→ **Task statement**
Go through the listing below and list every line with "Droga".
================================
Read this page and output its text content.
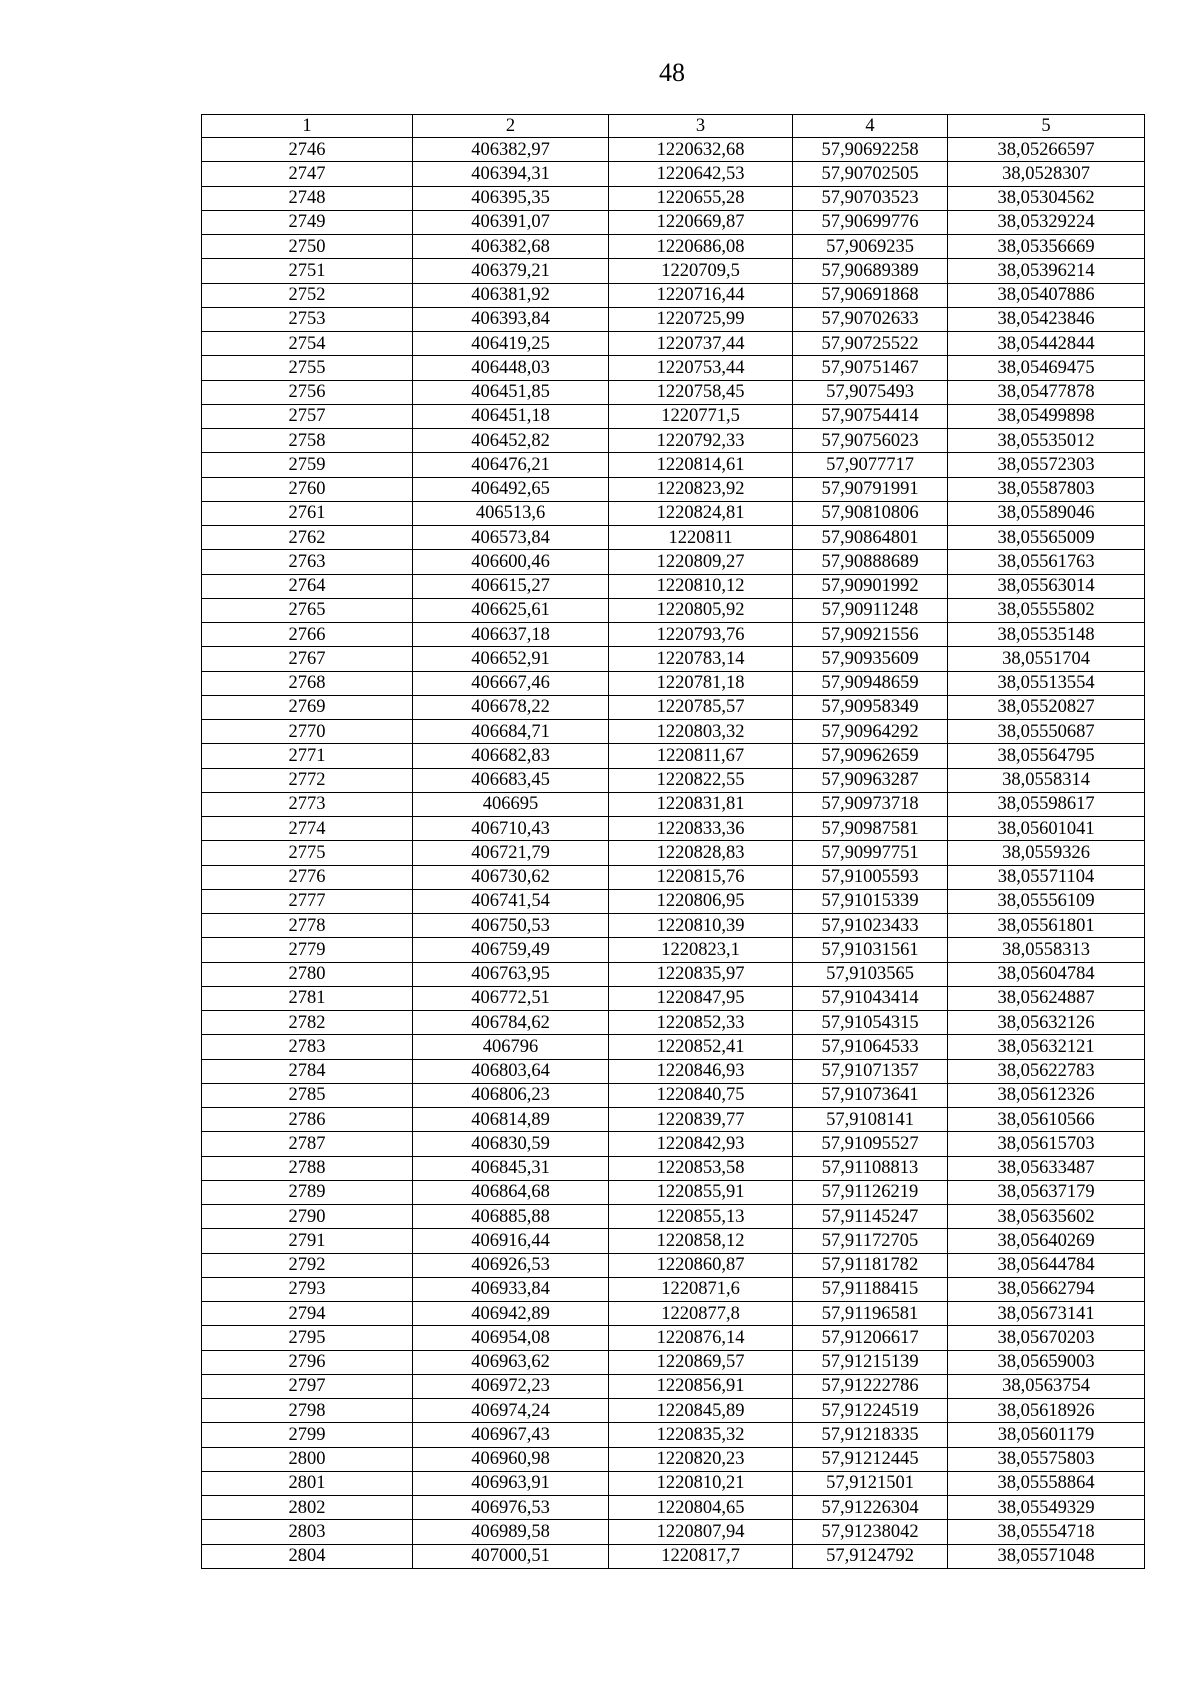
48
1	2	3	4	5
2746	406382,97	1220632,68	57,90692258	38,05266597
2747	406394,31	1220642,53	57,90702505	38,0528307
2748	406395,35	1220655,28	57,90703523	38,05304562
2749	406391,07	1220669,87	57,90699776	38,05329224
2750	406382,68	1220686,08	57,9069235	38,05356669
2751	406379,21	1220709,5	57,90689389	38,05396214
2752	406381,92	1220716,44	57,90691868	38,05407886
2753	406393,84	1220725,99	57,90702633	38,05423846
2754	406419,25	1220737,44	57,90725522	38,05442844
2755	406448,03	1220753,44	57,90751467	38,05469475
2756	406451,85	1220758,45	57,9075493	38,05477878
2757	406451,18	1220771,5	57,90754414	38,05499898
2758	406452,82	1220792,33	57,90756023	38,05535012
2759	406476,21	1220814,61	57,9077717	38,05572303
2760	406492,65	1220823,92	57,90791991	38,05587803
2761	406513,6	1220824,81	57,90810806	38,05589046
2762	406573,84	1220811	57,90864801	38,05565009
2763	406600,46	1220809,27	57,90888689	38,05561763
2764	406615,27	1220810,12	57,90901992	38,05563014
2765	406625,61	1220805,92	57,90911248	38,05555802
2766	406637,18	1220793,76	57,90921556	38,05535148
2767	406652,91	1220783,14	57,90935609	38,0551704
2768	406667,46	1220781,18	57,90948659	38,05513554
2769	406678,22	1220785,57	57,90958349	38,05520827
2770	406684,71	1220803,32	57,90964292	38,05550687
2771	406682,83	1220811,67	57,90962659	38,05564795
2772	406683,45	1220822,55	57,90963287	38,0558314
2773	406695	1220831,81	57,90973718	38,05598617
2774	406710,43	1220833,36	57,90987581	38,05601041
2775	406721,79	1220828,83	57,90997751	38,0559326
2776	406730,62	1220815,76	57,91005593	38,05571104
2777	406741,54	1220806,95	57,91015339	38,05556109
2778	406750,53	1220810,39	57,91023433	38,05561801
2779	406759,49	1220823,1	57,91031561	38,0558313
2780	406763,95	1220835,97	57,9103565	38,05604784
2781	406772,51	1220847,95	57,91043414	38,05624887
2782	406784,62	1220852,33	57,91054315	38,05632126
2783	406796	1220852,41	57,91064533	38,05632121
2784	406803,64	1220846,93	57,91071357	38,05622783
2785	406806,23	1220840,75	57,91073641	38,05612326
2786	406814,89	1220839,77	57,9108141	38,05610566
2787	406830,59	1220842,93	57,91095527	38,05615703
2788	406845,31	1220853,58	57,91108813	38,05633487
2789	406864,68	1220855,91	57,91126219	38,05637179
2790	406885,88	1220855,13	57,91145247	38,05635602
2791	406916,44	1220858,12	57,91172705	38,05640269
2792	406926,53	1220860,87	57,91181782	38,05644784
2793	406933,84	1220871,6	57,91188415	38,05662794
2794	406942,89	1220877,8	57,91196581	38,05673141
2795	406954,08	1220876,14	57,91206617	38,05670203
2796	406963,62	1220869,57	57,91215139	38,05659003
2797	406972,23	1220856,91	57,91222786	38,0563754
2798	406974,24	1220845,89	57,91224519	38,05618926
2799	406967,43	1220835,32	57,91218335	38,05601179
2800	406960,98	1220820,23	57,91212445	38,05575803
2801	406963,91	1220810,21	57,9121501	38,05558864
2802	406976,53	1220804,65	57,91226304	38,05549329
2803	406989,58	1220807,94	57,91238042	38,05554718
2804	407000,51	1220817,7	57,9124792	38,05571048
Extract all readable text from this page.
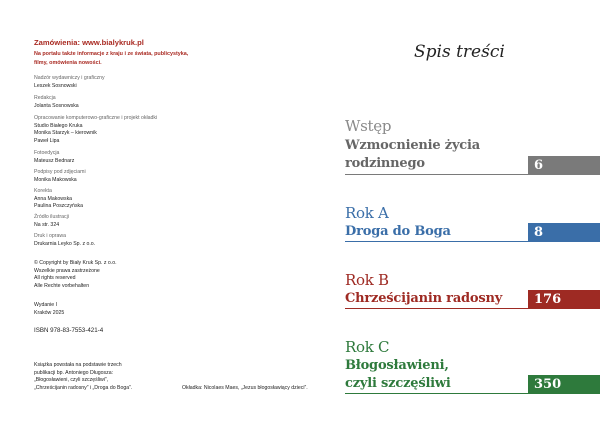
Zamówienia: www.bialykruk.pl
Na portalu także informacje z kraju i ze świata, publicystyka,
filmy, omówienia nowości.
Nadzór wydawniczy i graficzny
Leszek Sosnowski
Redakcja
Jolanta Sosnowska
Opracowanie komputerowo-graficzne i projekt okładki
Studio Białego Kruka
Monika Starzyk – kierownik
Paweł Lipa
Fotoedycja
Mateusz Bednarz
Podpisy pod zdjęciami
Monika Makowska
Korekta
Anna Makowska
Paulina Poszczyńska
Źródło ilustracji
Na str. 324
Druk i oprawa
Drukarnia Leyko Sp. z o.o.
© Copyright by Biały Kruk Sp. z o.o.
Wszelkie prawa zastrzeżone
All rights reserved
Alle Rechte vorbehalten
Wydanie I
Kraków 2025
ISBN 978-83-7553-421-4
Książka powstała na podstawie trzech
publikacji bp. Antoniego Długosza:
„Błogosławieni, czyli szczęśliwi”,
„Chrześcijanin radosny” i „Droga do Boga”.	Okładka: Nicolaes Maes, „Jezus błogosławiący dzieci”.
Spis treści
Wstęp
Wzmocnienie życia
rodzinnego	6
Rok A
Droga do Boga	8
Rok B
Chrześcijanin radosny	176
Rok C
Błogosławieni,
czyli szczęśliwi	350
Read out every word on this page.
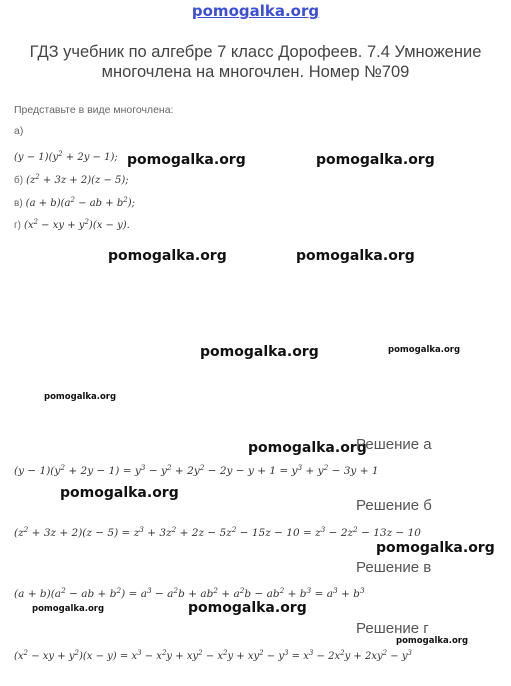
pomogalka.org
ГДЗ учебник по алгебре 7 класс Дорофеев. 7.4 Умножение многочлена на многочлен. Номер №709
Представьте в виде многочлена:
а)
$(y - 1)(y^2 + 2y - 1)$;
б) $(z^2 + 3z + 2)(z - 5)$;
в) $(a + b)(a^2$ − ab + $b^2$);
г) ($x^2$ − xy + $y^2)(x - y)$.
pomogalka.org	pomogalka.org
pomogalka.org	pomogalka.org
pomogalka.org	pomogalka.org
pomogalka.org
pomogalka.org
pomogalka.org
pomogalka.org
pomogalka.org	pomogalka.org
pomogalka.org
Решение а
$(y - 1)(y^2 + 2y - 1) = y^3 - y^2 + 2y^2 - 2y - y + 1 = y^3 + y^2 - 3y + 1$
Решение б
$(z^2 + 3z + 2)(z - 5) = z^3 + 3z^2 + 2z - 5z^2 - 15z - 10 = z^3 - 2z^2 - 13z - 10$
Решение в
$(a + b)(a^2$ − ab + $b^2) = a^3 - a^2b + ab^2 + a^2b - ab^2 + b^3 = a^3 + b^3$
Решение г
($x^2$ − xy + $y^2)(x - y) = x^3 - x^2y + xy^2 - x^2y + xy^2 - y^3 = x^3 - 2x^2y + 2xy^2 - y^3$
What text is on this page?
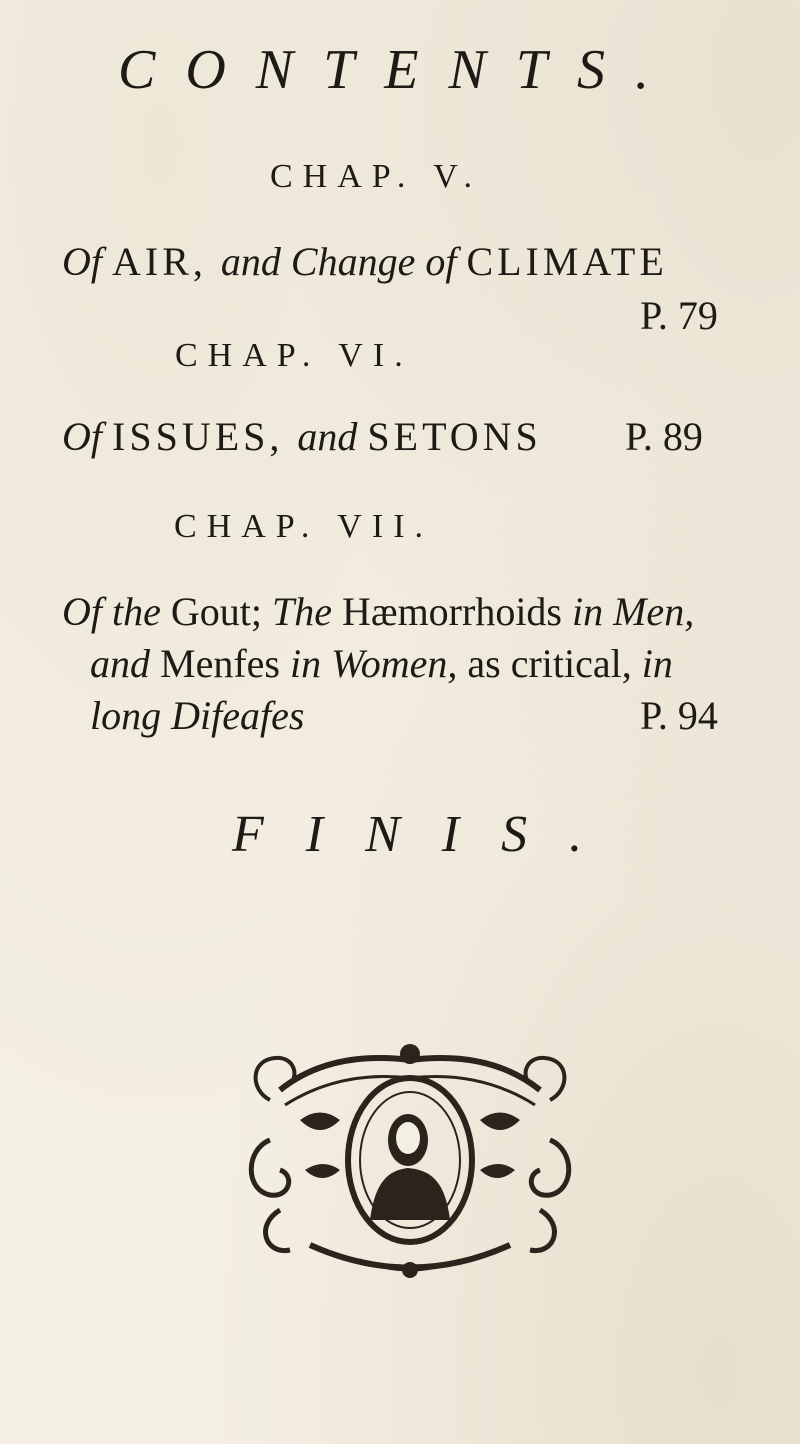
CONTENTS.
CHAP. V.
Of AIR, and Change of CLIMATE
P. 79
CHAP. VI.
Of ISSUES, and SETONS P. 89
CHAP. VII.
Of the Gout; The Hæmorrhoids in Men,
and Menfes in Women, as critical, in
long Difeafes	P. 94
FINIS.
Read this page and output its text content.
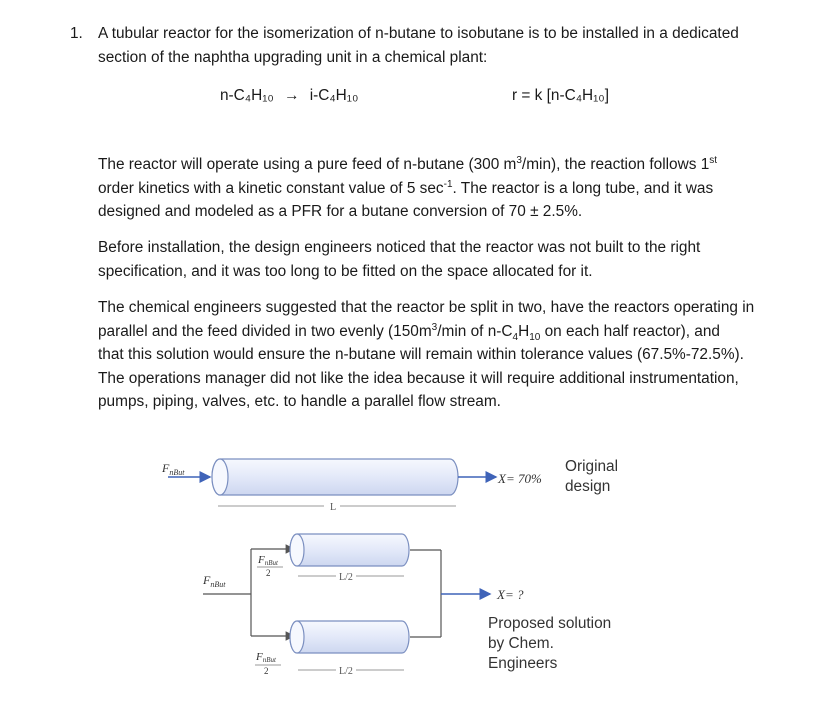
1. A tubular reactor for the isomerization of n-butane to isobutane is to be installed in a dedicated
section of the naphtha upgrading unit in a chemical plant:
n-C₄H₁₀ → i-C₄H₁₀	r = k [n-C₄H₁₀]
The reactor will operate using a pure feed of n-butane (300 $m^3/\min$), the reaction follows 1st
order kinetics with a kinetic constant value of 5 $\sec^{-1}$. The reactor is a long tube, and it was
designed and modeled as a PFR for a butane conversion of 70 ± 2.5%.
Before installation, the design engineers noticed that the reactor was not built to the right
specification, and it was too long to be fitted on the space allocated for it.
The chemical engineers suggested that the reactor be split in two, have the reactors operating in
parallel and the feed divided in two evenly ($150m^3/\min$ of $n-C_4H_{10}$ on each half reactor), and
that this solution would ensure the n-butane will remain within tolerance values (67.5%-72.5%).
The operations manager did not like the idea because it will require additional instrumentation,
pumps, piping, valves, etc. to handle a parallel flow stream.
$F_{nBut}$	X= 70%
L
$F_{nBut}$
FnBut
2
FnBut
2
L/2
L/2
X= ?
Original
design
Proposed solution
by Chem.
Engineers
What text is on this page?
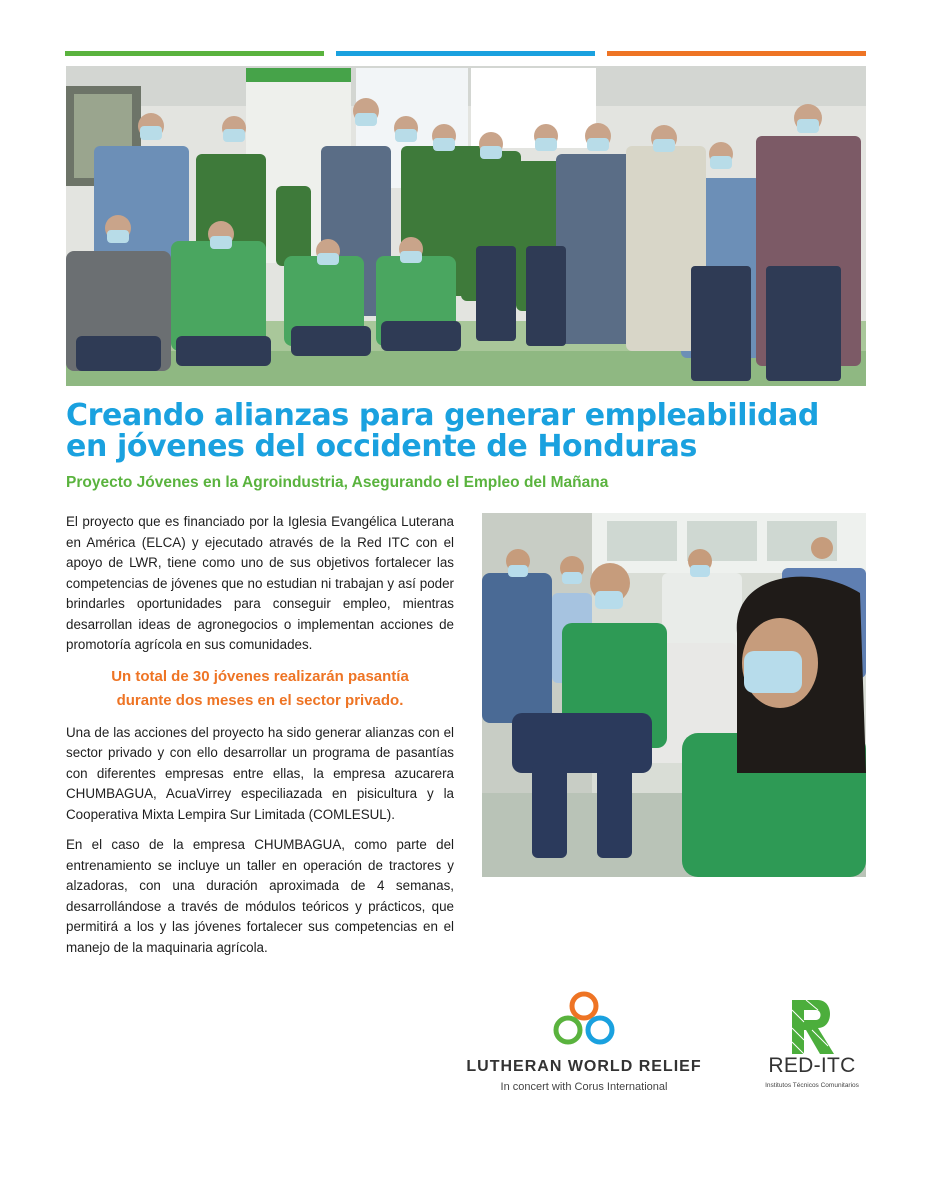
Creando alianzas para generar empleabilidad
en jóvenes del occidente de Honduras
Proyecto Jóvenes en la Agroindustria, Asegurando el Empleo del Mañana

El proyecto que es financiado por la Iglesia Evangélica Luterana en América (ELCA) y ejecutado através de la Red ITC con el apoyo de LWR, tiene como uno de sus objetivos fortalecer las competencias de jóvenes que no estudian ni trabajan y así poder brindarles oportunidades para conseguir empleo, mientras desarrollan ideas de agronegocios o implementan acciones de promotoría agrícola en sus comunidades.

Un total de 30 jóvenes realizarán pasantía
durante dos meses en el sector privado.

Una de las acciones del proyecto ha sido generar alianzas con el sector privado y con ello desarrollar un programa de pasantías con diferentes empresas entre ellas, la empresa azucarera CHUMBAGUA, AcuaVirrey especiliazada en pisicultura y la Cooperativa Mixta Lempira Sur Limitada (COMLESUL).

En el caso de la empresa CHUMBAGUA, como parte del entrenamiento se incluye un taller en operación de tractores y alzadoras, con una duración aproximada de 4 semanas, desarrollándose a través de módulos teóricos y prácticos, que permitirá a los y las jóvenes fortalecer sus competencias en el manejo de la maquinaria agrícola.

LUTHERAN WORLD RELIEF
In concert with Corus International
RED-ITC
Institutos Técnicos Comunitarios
================================
→ **Answer for the task**
„Chrześcijanin radosny” i „Droga do Boga”.	Okładka: Nicolaes Maes, „Jezus błogosławiący dzieci”.
Droga do Boga	8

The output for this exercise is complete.